* Stated problem
In the entries that follow, find the word "name" and report each line it is on.

* Raw records
::::
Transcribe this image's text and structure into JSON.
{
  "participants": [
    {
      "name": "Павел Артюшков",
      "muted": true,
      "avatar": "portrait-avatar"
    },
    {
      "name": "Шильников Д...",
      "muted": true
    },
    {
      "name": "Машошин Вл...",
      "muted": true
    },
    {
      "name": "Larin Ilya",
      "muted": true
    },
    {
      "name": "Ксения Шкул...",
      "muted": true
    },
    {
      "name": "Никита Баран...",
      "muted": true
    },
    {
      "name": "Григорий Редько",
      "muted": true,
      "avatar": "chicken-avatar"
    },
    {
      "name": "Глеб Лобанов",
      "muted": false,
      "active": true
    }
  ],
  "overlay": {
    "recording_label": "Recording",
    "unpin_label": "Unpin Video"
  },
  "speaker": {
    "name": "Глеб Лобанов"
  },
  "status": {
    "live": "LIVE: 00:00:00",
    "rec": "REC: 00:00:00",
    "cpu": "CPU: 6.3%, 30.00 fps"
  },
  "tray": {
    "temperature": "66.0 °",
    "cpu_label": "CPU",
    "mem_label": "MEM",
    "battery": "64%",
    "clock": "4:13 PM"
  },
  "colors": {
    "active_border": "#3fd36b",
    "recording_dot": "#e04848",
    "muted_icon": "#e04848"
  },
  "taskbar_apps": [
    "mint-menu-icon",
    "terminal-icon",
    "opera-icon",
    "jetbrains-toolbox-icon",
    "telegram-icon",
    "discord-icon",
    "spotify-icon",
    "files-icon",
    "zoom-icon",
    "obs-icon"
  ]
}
::::
* Exercise response
      "name": "Павел Артюшков",
      "name": "Шильников Д...",
      "name": "Машошин Вл...",
      "name": "Larin Ilya",
      "name": "Ксения Шкул...",
      "name": "Никита Баран...",
      "name": "Григорий Редько",
      "name": "Глеб Лобанов",
    "name": "Глеб Лобанов"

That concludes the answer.